→ Exercise objective: Each entry here needs to be set down again exactly, please; pictures are left out.

=== Records ===

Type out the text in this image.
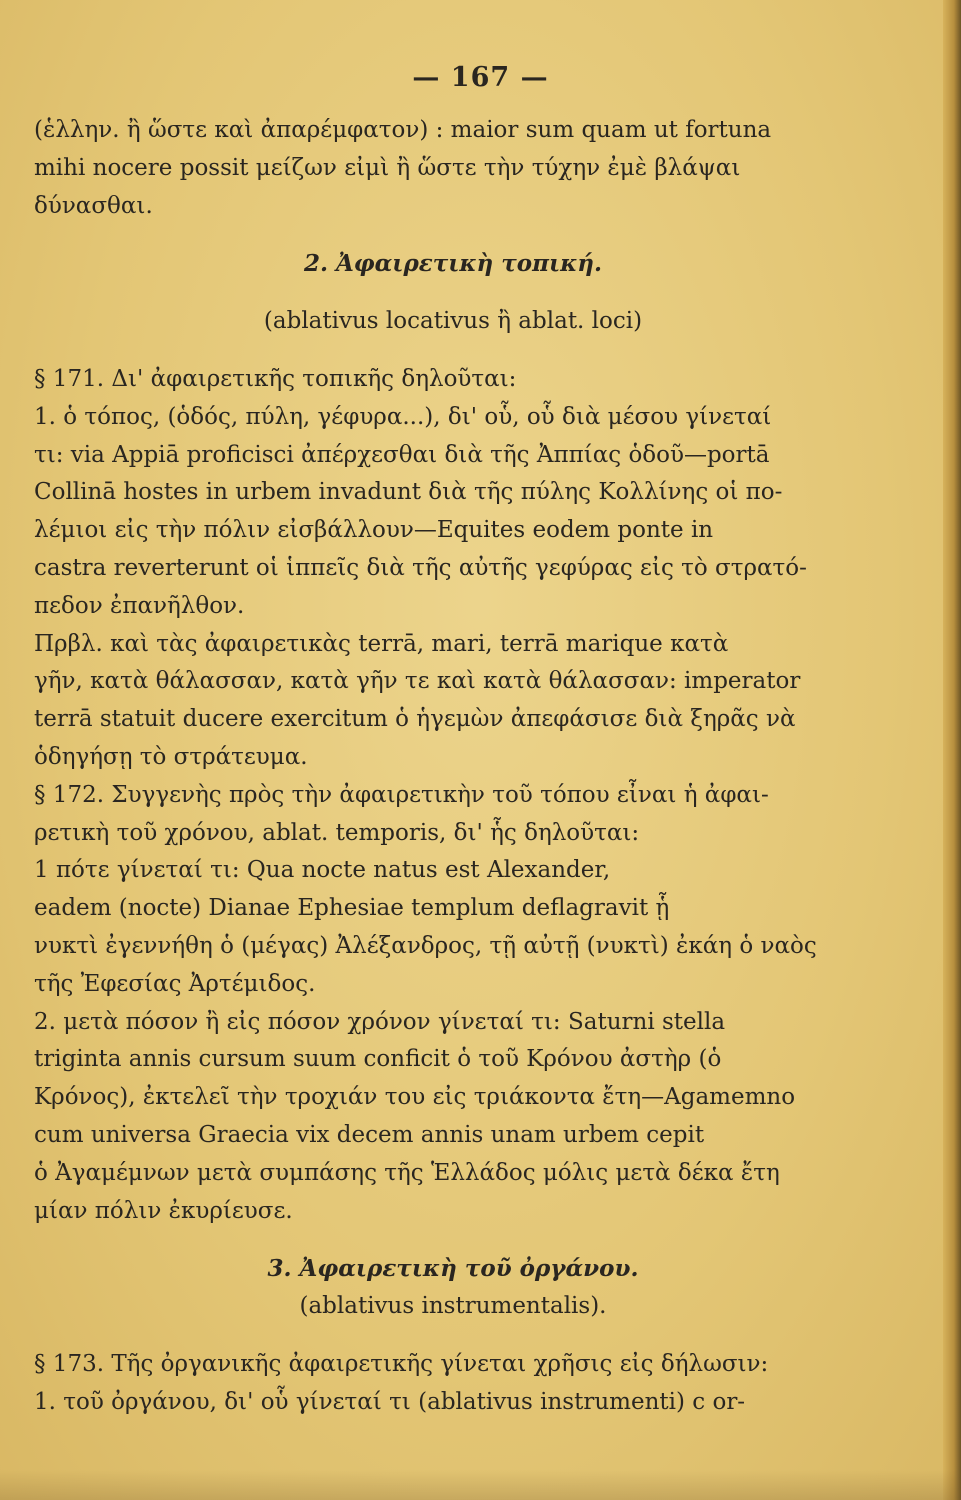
— 167 —
(ἑλλην. ἢ ὥστε καὶ ἀπαρέμφατον) : maior sum quam ut fortuna
mihi nocere possit μείζων εἰμὶ ἢ ὥστε τὴν τύχην ἐμὲ βλάψαι
δύνασθαι.
2. Ἀφαιρετικὴ τοπική.
(ablativus locativus ἢ ablat. loci)
§ 171. Δι' ἀφαιρετικῆς τοπικῆς δηλοῦται:
1. ὁ τόπος, (ὁδός, πύλη, γέφυρα...), δι' οὗ, οὗ διὰ μέσου γίνεταί
τι: via Appiā proficisci ἀπέρχεσθαι διὰ τῆς Ἀππίας ὁδοῦ—portā
Collinā hostes in urbem invadunt διὰ τῆς πύλης Κολλίνης οἱ πο-
λέμιοι εἰς τὴν πόλιν εἰσβάλλουν—Equites eodem ponte in
castra reverterunt οἱ ἱππεῖς διὰ τῆς αὐτῆς γεφύρας εἰς τὸ στρατό-
πεδον ἐπανῆλθον.
Πρβλ. καὶ τὰς ἀφαιρετικὰς terrā, mari, terrā marique κατὰ
γῆν, κατὰ θάλασσαν, κατὰ γῆν τε καὶ κατὰ θάλασσαν: imperator
terrā statuit ducere exercitum ὁ ἡγεμὼν ἀπεφάσισε διὰ ξηρᾶς νὰ
ὁδηγήσῃ τὸ στράτευμα.
§ 172. Συγγενὴς πρὸς τὴν ἀφαιρετικὴν τοῦ τόπου εἶναι ἡ ἀφαι-
ρετικὴ τοῦ χρόνου, ablat. temporis, δι' ἧς δηλοῦται:
1 πότε γίνεταί τι: Qua nocte natus est Alexander,
eadem (nocte) Dianae Ephesiae templum deflagravit ᾗ
νυκτὶ ἐγεννήθη ὁ (μέγας) Ἀλέξανδρος, τῇ αὐτῇ (νυκτὶ) ἐκάη ὁ ναὸς
τῆς Ἐφεσίας Ἀρτέμιδος.
2. μετὰ πόσον ἢ εἰς πόσον χρόνον γίνεταί τι: Saturni stella
triginta annis cursum suum conficit ὁ τοῦ Κρόνου ἀστὴρ (ὁ
Κρόνος), ἐκτελεῖ τὴν τροχιάν του εἰς τριάκοντα ἔτη—Agamemno
cum universa Graecia vix decem annis unam urbem cepit
ὁ Ἀγαμέμνων μετὰ συμπάσης τῆς Ἑλλάδος μόλις μετὰ δέκα ἔτη
μίαν πόλιν ἐκυρίευσε.
3. Ἀφαιρετικὴ τοῦ ὀργάνου.
(ablativus instrumentalis).
§ 173. Τῆς ὀργανικῆς ἀφαιρετικῆς γίνεται χρῆσις εἰς δήλωσιν:
1. τοῦ ὀργάνου, δι' οὗ γίνεταί τι (ablativus instrumenti) c or-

===

→ Task result:
Type out the text in this image.
— 167 —
(ἑλλην. ἢ ὥστε καὶ ἀπαρέμφατον) : maior sum quam ut fortuna
mihi nocere possit μείζων εἰμὶ ἢ ὥστε τὴν τύχην ἐμὲ βλάψαι
δύνασθαι.
2. Ἀφαιρετικὴ τοπική.
(ablativus locativus ἢ ablat. loci)
§ 171. Δι' ἀφαιρετικῆς τοπικῆς δηλοῦται:
1. ὁ τόπος, (ὁδός, πύλη, γέφυρα...), δι' οὗ, οὗ διὰ μέσου γίνεταί
τι: via Appiā proficisci ἀπέρχεσθαι διὰ τῆς Ἀππίας ὁδοῦ—portā
Collinā hostes in urbem invadunt διὰ τῆς πύλης Κολλίνης οἱ πο-
λέμιοι εἰς τὴν πόλιν εἰσβάλλουν—Equites eodem ponte in
castra reverterunt οἱ ἱππεῖς διὰ τῆς αὐτῆς γεφύρας εἰς τὸ στρατό-
πεδον ἐπανῆλθον.
Πρβλ. καὶ τὰς ἀφαιρετικὰς terrā, mari, terrā marique κατὰ
γῆν, κατὰ θάλασσαν, κατὰ γῆν τε καὶ κατὰ θάλασσαν: imperator
terrā statuit ducere exercitum ὁ ἡγεμὼν ἀπεφάσισε διὰ ξηρᾶς νὰ
ὁδηγήσῃ τὸ στράτευμα.
§ 172. Συγγενὴς πρὸς τὴν ἀφαιρετικὴν τοῦ τόπου εἶναι ἡ ἀφαι-
ρετικὴ τοῦ χρόνου, ablat. temporis, δι' ἧς δηλοῦται:
1 πότε γίνεταί τι: Qua nocte natus est Alexander,
eadem (nocte) Dianae Ephesiae templum deflagravit ᾗ
νυκτὶ ἐγεννήθη ὁ (μέγας) Ἀλέξανδρος, τῇ αὐτῇ (νυκτὶ) ἐκάη ὁ ναὸς
τῆς Ἐφεσίας Ἀρτέμιδος.
2. μετὰ πόσον ἢ εἰς πόσον χρόνον γίνεταί τι: Saturni stella
triginta annis cursum suum conficit ὁ τοῦ Κρόνου ἀστὴρ (ὁ
Κρόνος), ἐκτελεῖ τὴν τροχιάν του εἰς τριάκοντα ἔτη—Agamemno
cum universa Graecia vix decem annis unam urbem cepit
ὁ Ἀγαμέμνων μετὰ συμπάσης τῆς Ἑλλάδος μόλις μετὰ δέκα ἔτη
μίαν πόλιν ἐκυρίευσε.
3. Ἀφαιρετικὴ τοῦ ὀργάνου.
(ablativus instrumentalis).
§ 173. Τῆς ὀργανικῆς ἀφαιρετικῆς γίνεται χρῆσις εἰς δήλωσιν:
1. τοῦ ὀργάνου, δι' οὗ γίνεταί τι (ablativus instrumenti) c or-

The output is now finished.